> **Data provided**
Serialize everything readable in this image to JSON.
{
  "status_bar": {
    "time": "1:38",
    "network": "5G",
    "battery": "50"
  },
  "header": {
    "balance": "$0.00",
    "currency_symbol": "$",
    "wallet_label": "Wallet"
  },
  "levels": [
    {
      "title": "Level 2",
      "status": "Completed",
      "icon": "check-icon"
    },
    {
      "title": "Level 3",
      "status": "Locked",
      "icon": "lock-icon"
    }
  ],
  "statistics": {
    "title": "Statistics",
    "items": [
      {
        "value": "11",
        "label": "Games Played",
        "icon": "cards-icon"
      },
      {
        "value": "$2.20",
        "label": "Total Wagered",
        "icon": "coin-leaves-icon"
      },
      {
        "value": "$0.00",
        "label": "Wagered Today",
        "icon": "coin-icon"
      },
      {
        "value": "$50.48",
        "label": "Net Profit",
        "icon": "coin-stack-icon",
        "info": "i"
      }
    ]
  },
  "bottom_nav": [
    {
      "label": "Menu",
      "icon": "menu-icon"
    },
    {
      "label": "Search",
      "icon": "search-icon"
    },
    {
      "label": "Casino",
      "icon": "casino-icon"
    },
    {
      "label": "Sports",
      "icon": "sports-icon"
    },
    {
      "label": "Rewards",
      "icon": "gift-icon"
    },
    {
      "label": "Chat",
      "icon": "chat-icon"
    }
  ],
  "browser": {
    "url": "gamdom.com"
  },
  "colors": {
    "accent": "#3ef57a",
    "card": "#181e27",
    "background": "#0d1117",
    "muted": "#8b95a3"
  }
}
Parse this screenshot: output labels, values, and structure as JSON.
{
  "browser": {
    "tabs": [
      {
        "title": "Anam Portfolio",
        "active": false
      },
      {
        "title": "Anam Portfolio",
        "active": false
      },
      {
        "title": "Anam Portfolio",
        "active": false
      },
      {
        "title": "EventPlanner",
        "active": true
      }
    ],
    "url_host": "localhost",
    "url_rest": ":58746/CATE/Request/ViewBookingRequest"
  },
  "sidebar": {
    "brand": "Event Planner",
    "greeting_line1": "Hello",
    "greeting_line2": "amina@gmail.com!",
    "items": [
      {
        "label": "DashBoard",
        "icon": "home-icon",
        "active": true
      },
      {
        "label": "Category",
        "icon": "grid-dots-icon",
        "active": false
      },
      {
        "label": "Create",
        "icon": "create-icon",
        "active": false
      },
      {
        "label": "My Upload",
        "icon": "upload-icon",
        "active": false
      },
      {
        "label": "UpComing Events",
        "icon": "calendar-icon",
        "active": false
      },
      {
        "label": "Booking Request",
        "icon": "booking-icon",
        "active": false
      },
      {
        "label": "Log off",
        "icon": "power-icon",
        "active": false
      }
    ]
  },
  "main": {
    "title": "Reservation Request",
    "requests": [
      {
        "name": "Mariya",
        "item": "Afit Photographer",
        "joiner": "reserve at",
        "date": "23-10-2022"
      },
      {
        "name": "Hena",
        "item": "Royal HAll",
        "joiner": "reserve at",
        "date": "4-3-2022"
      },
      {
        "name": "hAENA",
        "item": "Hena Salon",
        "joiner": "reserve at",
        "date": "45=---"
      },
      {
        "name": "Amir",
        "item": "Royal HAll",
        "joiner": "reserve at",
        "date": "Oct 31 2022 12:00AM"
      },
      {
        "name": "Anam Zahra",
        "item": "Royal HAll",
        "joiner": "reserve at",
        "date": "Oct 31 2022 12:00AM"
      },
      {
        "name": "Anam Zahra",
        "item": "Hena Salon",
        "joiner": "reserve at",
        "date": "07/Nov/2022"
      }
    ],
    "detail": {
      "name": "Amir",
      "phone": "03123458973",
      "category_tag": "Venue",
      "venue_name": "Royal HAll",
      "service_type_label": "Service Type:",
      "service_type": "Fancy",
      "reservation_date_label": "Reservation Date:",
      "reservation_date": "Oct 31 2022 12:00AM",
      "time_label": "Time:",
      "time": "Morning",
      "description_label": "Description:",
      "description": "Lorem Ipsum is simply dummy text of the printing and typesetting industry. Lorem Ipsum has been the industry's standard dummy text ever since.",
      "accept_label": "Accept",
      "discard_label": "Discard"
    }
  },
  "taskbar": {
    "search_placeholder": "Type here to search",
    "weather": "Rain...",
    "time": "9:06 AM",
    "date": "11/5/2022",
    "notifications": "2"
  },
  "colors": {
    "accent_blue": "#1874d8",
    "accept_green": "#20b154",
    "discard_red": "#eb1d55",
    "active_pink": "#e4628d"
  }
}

> **Given exercise**
Output the complete data exactly as written.

> **Task solution**
Serialize everything readable in this image to JSON.
{
  "status_bar": {
    "time": "1:38",
    "network": "5G",
    "battery": "50"
  },
  "header": {
    "balance": "$0.00",
    "currency_symbol": "$",
    "wallet_label": "Wallet"
  },
  "levels": [
    {
      "title": "Level 2",
      "status": "Completed",
      "icon": "check-icon"
    },
    {
      "title": "Level 3",
      "status": "Locked",
      "icon": "lock-icon"
    }
  ],
  "statistics": {
    "title": "Statistics",
    "items": [
      {
        "value": "11",
        "label": "Games Played",
        "icon": "cards-icon"
      },
      {
        "value": "$2.20",
        "label": "Total Wagered",
        "icon": "coin-leaves-icon"
      },
      {
        "value": "$0.00",
        "label": "Wagered Today",
        "icon": "coin-icon"
      },
      {
        "value": "$50.48",
        "label": "Net Profit",
        "icon": "coin-stack-icon",
        "info": "i"
      }
    ]
  },
  "bottom_nav": [
    {
      "label": "Menu",
      "icon": "menu-icon"
    },
    {
      "label": "Search",
      "icon": "search-icon"
    },
    {
      "label": "Casino",
      "icon": "casino-icon"
    },
    {
      "label": "Sports",
      "icon": "sports-icon"
    },
    {
      "label": "Rewards",
      "icon": "gift-icon"
    },
    {
      "label": "Chat",
      "icon": "chat-icon"
    }
  ],
  "browser": {
    "url": "gamdom.com"
  },
  "colors": {
    "accent": "#3ef57a",
    "card": "#181e27",
    "background": "#0d1117",
    "muted": "#8b95a3"
  }
}
Parse this screenshot: output labels, values, and structure as JSON.
{
  "browser": {
    "tabs": [
      {
        "title": "Anam Portfolio",
        "active": false
      },
      {
        "title": "Anam Portfolio",
        "active": false
      },
      {
        "title": "Anam Portfolio",
        "active": false
      },
      {
        "title": "EventPlanner",
        "active": true
      }
    ],
    "url_host": "localhost",
    "url_rest": ":58746/CATE/Request/ViewBookingRequest"
  },
  "sidebar": {
    "brand": "Event Planner",
    "greeting_line1": "Hello",
    "greeting_line2": "amina@gmail.com!",
    "items": [
      {
        "label": "DashBoard",
        "icon": "home-icon",
        "active": true
      },
      {
        "label": "Category",
        "icon": "grid-dots-icon",
        "active": false
      },
      {
        "label": "Create",
        "icon": "create-icon",
        "active": false
      },
      {
        "label": "My Upload",
        "icon": "upload-icon",
        "active": false
      },
      {
        "label": "UpComing Events",
        "icon": "calendar-icon",
        "active": false
      },
      {
        "label": "Booking Request",
        "icon": "booking-icon",
        "active": false
      },
      {
        "label": "Log off",
        "icon": "power-icon",
        "active": false
      }
    ]
  },
  "main": {
    "title": "Reservation Request",
    "requests": [
      {
        "name": "Mariya",
        "item": "Afit Photographer",
        "joiner": "reserve at",
        "date": "23-10-2022"
      },
      {
        "name": "Hena",
        "item": "Royal HAll",
        "joiner": "reserve at",
        "date": "4-3-2022"
      },
      {
        "name": "hAENA",
        "item": "Hena Salon",
        "joiner": "reserve at",
        "date": "45=---"
      },
      {
        "name": "Amir",
        "item": "Royal HAll",
        "joiner": "reserve at",
        "date": "Oct 31 2022 12:00AM"
      },
      {
        "name": "Anam Zahra",
        "item": "Royal HAll",
        "joiner": "reserve at",
        "date": "Oct 31 2022 12:00AM"
      },
      {
        "name": "Anam Zahra",
        "item": "Hena Salon",
        "joiner": "reserve at",
        "date": "07/Nov/2022"
      }
    ],
    "detail": {
      "name": "Amir",
      "phone": "03123458973",
      "category_tag": "Venue",
      "venue_name": "Royal HAll",
      "service_type_label": "Service Type:",
      "service_type": "Fancy",
      "reservation_date_label": "Reservation Date:",
      "reservation_date": "Oct 31 2022 12:00AM",
      "time_label": "Time:",
      "time": "Morning",
      "description_label": "Description:",
      "description": "Lorem Ipsum is simply dummy text of the printing and typesetting industry. Lorem Ipsum has been the industry's standard dummy text ever since.",
      "accept_label": "Accept",
      "discard_label": "Discard"
    }
  },
  "taskbar": {
    "search_placeholder": "Type here to search",
    "weather": "Rain...",
    "time": "9:06 AM",
    "date": "11/5/2022",
    "notifications": "2"
  },
  "colors": {
    "accent_blue": "#1874d8",
    "accept_green": "#20b154",
    "discard_red": "#eb1d55",
    "active_pink": "#e4628d"
  }
}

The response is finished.